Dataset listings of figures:
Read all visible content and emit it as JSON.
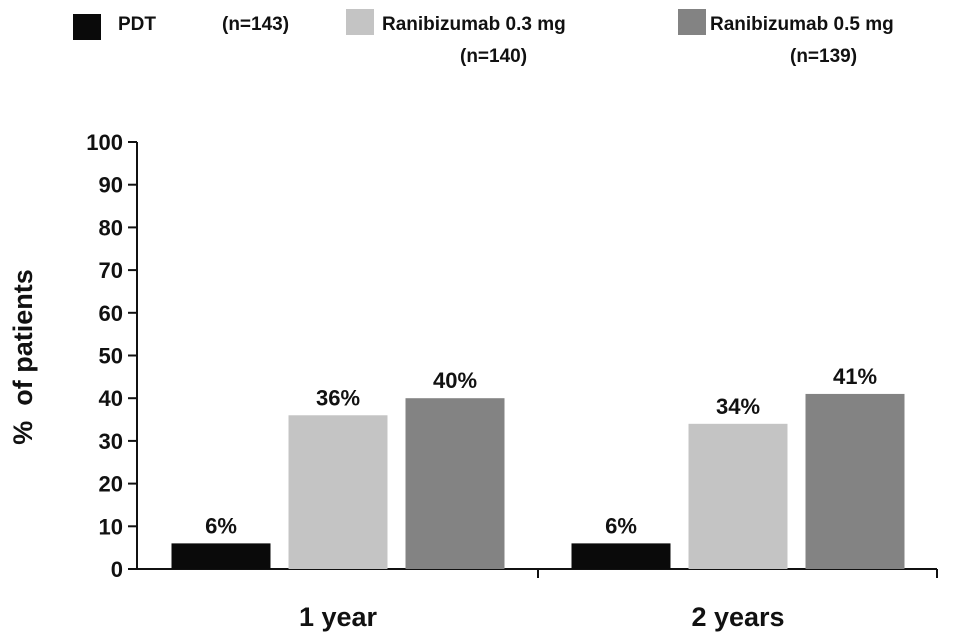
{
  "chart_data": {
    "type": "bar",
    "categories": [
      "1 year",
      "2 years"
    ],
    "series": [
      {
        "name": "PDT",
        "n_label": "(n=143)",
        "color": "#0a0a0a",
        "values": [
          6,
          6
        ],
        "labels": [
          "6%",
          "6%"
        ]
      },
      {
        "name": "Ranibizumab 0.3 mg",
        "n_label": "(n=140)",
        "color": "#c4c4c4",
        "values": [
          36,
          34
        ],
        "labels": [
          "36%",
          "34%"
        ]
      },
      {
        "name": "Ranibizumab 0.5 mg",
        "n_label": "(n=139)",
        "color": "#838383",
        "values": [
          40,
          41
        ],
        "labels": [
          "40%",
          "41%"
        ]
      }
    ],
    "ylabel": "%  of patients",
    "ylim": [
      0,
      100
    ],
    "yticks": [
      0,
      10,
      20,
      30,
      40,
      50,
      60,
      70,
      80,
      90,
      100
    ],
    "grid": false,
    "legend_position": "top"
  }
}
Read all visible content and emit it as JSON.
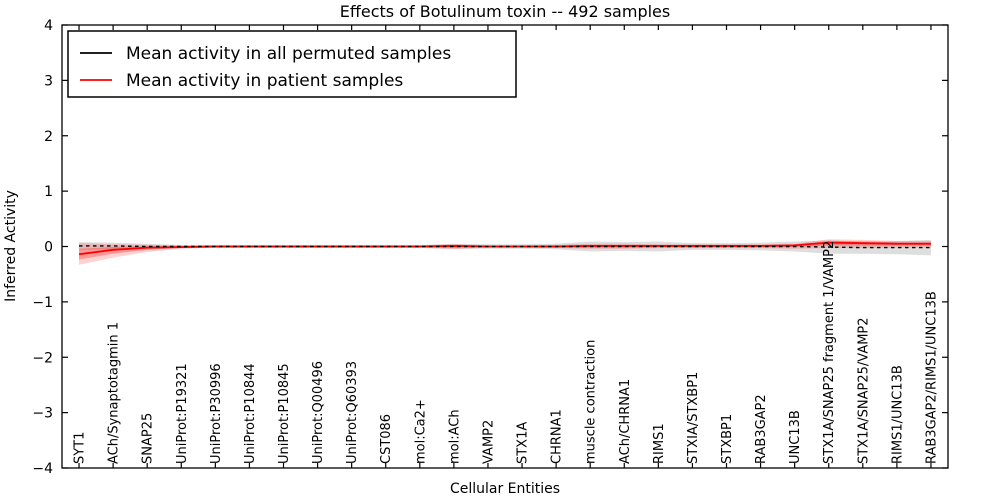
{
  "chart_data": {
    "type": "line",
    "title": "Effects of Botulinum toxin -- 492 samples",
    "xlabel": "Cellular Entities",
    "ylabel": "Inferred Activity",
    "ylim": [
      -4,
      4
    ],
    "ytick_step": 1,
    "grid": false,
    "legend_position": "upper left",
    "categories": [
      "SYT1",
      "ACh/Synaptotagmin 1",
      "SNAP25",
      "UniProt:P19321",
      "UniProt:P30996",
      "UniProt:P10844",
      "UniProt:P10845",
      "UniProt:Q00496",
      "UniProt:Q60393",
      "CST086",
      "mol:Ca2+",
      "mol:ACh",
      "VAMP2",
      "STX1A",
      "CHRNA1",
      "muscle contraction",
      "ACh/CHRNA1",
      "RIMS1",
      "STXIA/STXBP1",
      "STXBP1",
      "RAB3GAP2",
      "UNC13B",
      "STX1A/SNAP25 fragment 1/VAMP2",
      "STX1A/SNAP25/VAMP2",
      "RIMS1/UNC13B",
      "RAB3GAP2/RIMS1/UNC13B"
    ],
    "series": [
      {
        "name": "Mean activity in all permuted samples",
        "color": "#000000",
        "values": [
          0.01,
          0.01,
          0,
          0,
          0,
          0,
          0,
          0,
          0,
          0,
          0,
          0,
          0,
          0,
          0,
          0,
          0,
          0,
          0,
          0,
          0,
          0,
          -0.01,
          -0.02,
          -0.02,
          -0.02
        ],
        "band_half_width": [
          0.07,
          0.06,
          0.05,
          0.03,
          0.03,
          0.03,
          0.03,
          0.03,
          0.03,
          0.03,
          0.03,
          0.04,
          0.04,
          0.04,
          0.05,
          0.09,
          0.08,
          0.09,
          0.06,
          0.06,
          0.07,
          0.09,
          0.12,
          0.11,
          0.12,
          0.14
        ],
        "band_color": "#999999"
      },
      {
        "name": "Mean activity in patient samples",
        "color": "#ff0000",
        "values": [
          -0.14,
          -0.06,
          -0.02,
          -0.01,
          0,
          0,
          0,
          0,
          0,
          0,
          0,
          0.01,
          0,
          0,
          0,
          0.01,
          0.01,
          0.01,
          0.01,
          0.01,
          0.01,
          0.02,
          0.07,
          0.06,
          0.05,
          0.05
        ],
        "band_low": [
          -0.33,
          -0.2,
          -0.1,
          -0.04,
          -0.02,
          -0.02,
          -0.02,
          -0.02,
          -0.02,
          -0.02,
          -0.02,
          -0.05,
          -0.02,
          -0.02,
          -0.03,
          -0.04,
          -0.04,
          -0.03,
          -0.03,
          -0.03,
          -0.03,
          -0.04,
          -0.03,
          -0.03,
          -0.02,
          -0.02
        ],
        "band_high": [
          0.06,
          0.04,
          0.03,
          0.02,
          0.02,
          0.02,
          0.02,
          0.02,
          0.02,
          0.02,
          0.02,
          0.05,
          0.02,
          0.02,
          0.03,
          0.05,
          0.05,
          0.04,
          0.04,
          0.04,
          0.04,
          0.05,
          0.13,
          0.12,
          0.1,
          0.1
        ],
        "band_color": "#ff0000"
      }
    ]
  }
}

[Problem description]: Locate the lines above that contain "samples" and copy them.

[Result of the task]:
    "title": "Effects of Botulinum toxin -- 492 samples",
        "name": "Mean activity in all permuted samples",
        "name": "Mean activity in patient samples",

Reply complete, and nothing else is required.